Collected data:
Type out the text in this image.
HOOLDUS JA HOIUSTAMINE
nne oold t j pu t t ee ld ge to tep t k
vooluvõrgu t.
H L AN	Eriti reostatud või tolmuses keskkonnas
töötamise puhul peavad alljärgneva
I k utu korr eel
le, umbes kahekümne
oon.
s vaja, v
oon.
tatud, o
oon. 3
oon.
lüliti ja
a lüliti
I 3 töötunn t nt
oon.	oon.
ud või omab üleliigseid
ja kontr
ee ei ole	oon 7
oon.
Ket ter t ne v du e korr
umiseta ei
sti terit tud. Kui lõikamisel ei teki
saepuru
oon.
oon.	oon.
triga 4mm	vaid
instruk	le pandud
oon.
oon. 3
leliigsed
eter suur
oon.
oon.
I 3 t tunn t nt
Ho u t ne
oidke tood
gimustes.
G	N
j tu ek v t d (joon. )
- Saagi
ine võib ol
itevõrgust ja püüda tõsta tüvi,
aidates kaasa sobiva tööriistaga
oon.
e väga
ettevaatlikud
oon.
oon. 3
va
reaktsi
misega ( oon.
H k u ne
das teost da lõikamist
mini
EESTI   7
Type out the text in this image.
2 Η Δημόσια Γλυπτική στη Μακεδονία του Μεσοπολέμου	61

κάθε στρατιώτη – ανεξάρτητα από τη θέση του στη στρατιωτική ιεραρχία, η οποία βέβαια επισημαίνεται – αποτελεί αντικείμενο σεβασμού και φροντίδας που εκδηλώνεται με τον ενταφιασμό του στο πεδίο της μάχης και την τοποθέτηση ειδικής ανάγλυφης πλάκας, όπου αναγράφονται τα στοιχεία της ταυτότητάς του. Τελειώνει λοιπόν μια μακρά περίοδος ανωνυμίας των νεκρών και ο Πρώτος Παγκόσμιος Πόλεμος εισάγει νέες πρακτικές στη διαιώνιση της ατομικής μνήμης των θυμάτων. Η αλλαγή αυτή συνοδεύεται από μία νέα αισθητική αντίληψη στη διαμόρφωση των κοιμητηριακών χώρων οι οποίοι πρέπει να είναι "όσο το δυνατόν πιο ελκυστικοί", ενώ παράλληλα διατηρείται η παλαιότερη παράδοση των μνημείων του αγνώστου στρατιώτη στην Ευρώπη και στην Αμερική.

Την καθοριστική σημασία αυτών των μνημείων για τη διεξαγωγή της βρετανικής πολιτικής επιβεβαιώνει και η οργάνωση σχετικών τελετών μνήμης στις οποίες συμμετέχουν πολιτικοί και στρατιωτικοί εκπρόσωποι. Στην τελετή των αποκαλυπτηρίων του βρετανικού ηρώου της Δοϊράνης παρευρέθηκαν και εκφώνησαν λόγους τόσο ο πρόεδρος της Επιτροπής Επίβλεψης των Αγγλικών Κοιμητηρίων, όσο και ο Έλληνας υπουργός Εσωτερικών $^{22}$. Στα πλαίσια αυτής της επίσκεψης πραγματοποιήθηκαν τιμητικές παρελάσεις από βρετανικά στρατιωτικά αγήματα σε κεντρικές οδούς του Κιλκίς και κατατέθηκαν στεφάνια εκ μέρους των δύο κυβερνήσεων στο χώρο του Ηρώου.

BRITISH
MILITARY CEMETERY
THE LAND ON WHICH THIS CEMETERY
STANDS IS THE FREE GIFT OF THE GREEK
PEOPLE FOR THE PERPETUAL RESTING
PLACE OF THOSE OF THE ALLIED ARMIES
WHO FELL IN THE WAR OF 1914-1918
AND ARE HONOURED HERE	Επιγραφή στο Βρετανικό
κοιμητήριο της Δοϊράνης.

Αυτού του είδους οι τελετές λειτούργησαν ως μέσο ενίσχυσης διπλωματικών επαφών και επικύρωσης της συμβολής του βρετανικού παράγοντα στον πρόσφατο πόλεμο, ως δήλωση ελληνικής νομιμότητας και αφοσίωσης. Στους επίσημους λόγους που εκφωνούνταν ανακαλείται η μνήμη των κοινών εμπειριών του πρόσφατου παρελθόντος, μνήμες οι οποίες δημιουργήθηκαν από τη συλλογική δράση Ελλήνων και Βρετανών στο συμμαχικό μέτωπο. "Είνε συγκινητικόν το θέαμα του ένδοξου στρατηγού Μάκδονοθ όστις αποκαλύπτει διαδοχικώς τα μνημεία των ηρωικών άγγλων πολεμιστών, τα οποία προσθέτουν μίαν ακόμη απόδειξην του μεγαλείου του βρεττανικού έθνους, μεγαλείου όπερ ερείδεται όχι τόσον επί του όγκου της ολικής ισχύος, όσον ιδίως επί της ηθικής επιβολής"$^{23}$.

**Work instructions**
Exactly reproduce every line of the data above.

**Full output**
Type out the text in this image.
HOOLDUS JA HOIUSTAMINE
nne oold t j pu t t ee ld ge to tep t k
vooluvõrgu t.
H L AN	Eriti reostatud või tolmuses keskkonnas
töötamise puhul peavad alljärgneva
I k utu korr eel
le, umbes kahekümne
oon.
s vaja, v
oon.
tatud, o
oon. 3
oon.
lüliti ja
a lüliti
I 3 töötunn t nt
oon.	oon.
ud või omab üleliigseid
ja kontr
ee ei ole	oon 7
oon.
Ket ter t ne v du e korr
umiseta ei
sti terit tud. Kui lõikamisel ei teki
saepuru
oon.
oon.	oon.
triga 4mm	vaid
instruk	le pandud
oon.
oon. 3
leliigsed
eter suur
oon.
oon.
I 3 t tunn t nt
Ho u t ne
oidke tood
gimustes.
G	N
j tu ek v t d (joon. )
- Saagi
ine võib ol
itevõrgust ja püüda tõsta tüvi,
aidates kaasa sobiva tööriistaga
oon.
e väga
ettevaatlikud
oon.
oon. 3
va
reaktsi
misega ( oon.
H k u ne
das teost da lõikamist
mini
EESTI   7
Type out the text in this image.
2 Η Δημόσια Γλυπτική στη Μακεδονία του Μεσοπολέμου	61

κάθε στρατιώτη – ανεξάρτητα από τη θέση του στη στρατιωτική ιεραρχία, η οποία βέβαια επισημαίνεται – αποτελεί αντικείμενο σεβασμού και φροντίδας που εκδηλώνεται με τον ενταφιασμό του στο πεδίο της μάχης και την τοποθέτηση ειδικής ανάγλυφης πλάκας, όπου αναγράφονται τα στοιχεία της ταυτότητάς του. Τελειώνει λοιπόν μια μακρά περίοδος ανωνυμίας των νεκρών και ο Πρώτος Παγκόσμιος Πόλεμος εισάγει νέες πρακτικές στη διαιώνιση της ατομικής μνήμης των θυμάτων. Η αλλαγή αυτή συνοδεύεται από μία νέα αισθητική αντίληψη στη διαμόρφωση των κοιμητηριακών χώρων οι οποίοι πρέπει να είναι "όσο το δυνατόν πιο ελκυστικοί", ενώ παράλληλα διατηρείται η παλαιότερη παράδοση των μνημείων του αγνώστου στρατιώτη στην Ευρώπη και στην Αμερική.

Την καθοριστική σημασία αυτών των μνημείων για τη διεξαγωγή της βρετανικής πολιτικής επιβεβαιώνει και η οργάνωση σχετικών τελετών μνήμης στις οποίες συμμετέχουν πολιτικοί και στρατιωτικοί εκπρόσωποι. Στην τελετή των αποκαλυπτηρίων του βρετανικού ηρώου της Δοϊράνης παρευρέθηκαν και εκφώνησαν λόγους τόσο ο πρόεδρος της Επιτροπής Επίβλεψης των Αγγλικών Κοιμητηρίων, όσο και ο Έλληνας υπουργός Εσωτερικών $^{22}$. Στα πλαίσια αυτής της επίσκεψης πραγματοποιήθηκαν τιμητικές παρελάσεις από βρετανικά στρατιωτικά αγήματα σε κεντρικές οδούς του Κιλκίς και κατατέθηκαν στεφάνια εκ μέρους των δύο κυβερνήσεων στο χώρο του Ηρώου.

BRITISH
MILITARY CEMETERY
THE LAND ON WHICH THIS CEMETERY
STANDS IS THE FREE GIFT OF THE GREEK
PEOPLE FOR THE PERPETUAL RESTING
PLACE OF THOSE OF THE ALLIED ARMIES
WHO FELL IN THE WAR OF 1914-1918
AND ARE HONOURED HERE	Επιγραφή στο Βρετανικό
κοιμητήριο της Δοϊράνης.

Αυτού του είδους οι τελετές λειτούργησαν ως μέσο ενίσχυσης διπλωματικών επαφών και επικύρωσης της συμβολής του βρετανικού παράγοντα στον πρόσφατο πόλεμο, ως δήλωση ελληνικής νομιμότητας και αφοσίωσης. Στους επίσημους λόγους που εκφωνούνταν ανακαλείται η μνήμη των κοινών εμπειριών του πρόσφατου παρελθόντος, μνήμες οι οποίες δημιουργήθηκαν από τη συλλογική δράση Ελλήνων και Βρετανών στο συμμαχικό μέτωπο. "Είνε συγκινητικόν το θέαμα του ένδοξου στρατηγού Μάκδονοθ όστις αποκαλύπτει διαδοχικώς τα μνημεία των ηρωικών άγγλων πολεμιστών, τα οποία προσθέτουν μίαν ακόμη απόδειξην του μεγαλείου του βρεττανικού έθνους, μεγαλείου όπερ ερείδεται όχι τόσον επί του όγκου της ολικής ισχύος, όσον ιδίως επί της ηθικής επιβολής"$^{23}$.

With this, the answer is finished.